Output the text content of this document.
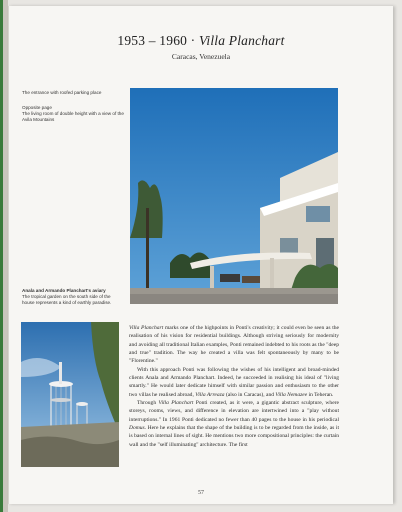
1953 – 1960 · Villa Planchart
Caracas, Venezuela
The entrance with roofed parking place
Opposite page
The living room of double height with a view of the Avila Mountains
Anala and Armando Planchart's aviary
The tropical garden on the south side of the house represents a kind of earthly paradise.

Villa Planchart marks one of the highpoints in Ponti's creativity; it could even be seen as the realisation of his vision for residential buildings. Although striving seriously for modernity and avoiding all traditional Italian examples, Ponti remained indebted to his roots as the "deep and true" tradition. The way he created a villa was felt spontaneously by many to be "Florentine."

With this approach Ponti was following the wishes of his intelligent and broad-minded clients Anala and Armando Planchart. Indeed, he succeeded in realising his ideal of "living smartly." He would later dedicate himself with similar passion and enthusiasm to the other two villas he realised abroad, Villa Arreaza (also in Caracas), and Villa Nemazee in Teheran.

Through Villa Planchart Ponti created, as it were, a gigantic abstract sculpture, where storeys, rooms, views, and difference in elevation are intertwined into a "play without interruptions." In 1961 Ponti dedicated no fewer than 40 pages to the house in his periodical Domus. Here he explains that the shape of the building is to be regarded from the inside, as it is based on internal lines of sight. He mentions two more compositional principles: the curtain wall and the "self illuminating" architecture. The first

57
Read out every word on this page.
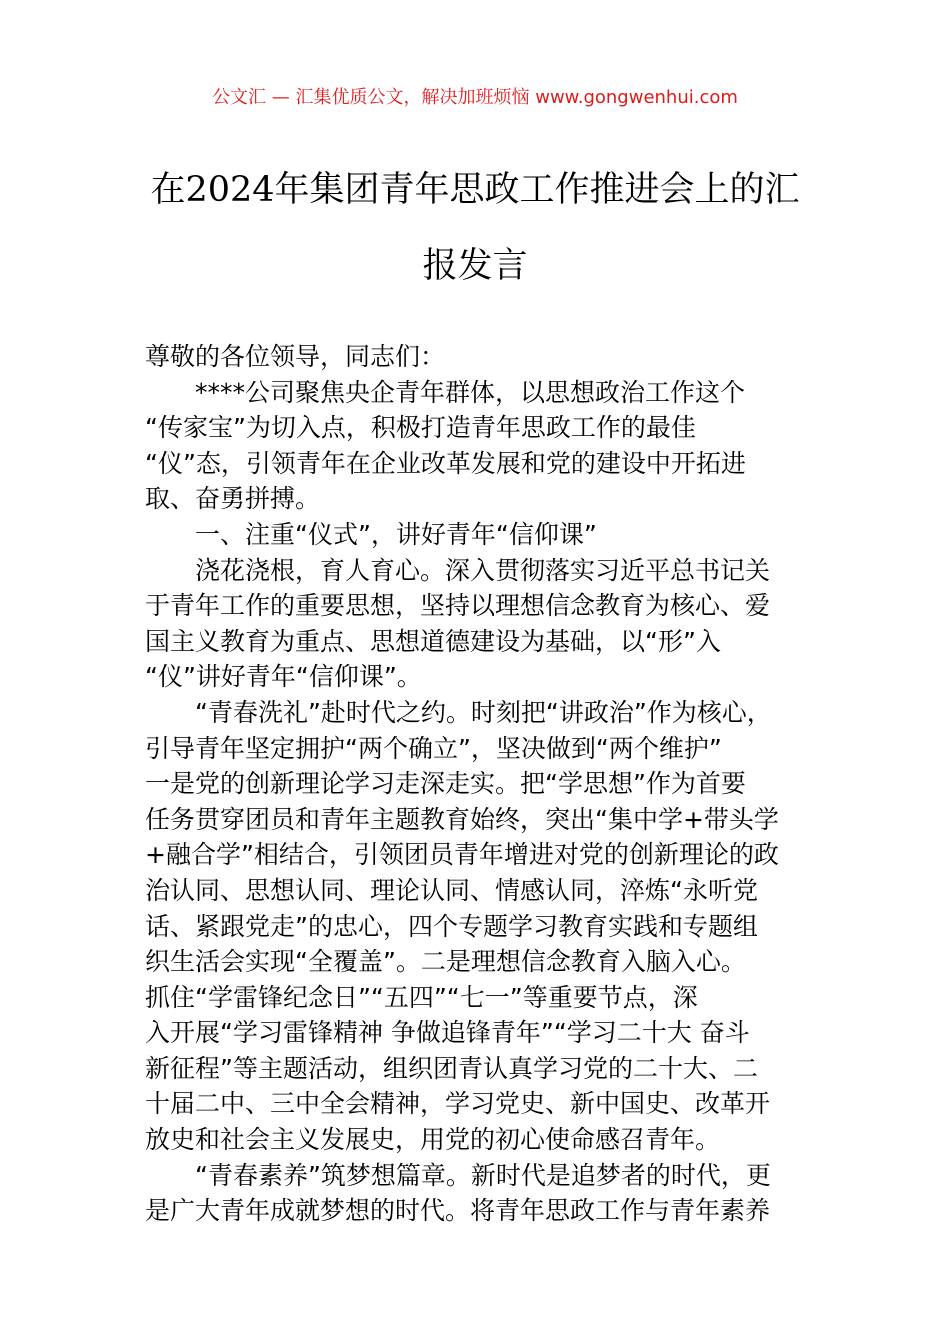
公文汇 — 汇集优质公文，解决加班烦恼 www.gongwenhui.com
在2024年集团青年思政工作推进会上的汇
报发言
尊敬的各位领导，同志们：
****公司聚焦央企青年群体，以思想政治工作这个
“传家宝”为切入点，积极打造青年思政工作的最佳
“仪”态，引领青年在企业改革发展和党的建设中开拓进
取、奋勇拼搏。
一、注重“仪式”，讲好青年“信仰课”
浇花浇根，育人育心。深入贯彻落实习近平总书记关
于青年工作的重要思想，坚持以理想信念教育为核心、爱
国主义教育为重点、思想道德建设为基础，以“形”入
“仪”讲好青年“信仰课”。
“青春洗礼”赴时代之约。时刻把“讲政治”作为核心，
引导青年坚定拥护“两个确立”，坚决做到“两个维护”
一是党的创新理论学习走深走实。把“学思想”作为首要
任务贯穿团员和青年主题教育始终，突出“集中学+带头学
+融合学”相结合，引领团员青年增进对党的创新理论的政
治认同、思想认同、理论认同、情感认同，淬炼“永听党
话、紧跟党走”的忠心，四个专题学习教育实践和专题组
织生活会实现“全覆盖”。二是理想信念教育入脑入心。
抓住“学雷锋纪念日”“五四”“七一”等重要节点，深
入开展“学习雷锋精神 争做追锋青年”“学习二十大 奋斗
新征程”等主题活动，组织团青认真学习党的二十大、二
十届二中、三中全会精神，学习党史、新中国史、改革开
放史和社会主义发展史，用党的初心使命感召青年。
“青春素养”筑梦想篇章。新时代是追梦者的时代，更
是广大青年成就梦想的时代。将青年思政工作与青年素养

────────────────────

● **PROBLEM STATEMENT**
All lines in the data that contain the word "Ponti" should be copied.

● **RESPONSE BELOW**
Villa Planchart marks one of the highpoints in Ponti's creativity; it could even be seen as the realisation of his vision for residential buildings. Although striving seriously for modernity and avoiding all traditional Italian examples, Ponti remained indebted to his roots as the "deep and true" tradition. The way he created a villa was felt spontaneously by many to be "Florentine."
With this approach Ponti was following the wishes of his intelligent and broad-minded clients Anala and Armando Planchart. Indeed, he succeeded in realising his ideal of "living smartly." He would later dedicate himself with similar passion and enthusiasm to the other two villas he realised abroad, Villa Arreaza (also in Caracas), and Villa Nemazee in Teheran.
Through Villa Planchart Ponti created, as it were, a gigantic abstract sculpture, where storeys, rooms, views, and difference in elevation are intertwined into a "play without interruptions." In 1961 Ponti dedicated no fewer than 40 pages to the house in his periodical Domus. Here he explains that the shape of the building is to be regarded from the inside, as it is based on internal lines of sight. He mentions two more compositional principles: the curtain wall and the "self illuminating" architecture. The first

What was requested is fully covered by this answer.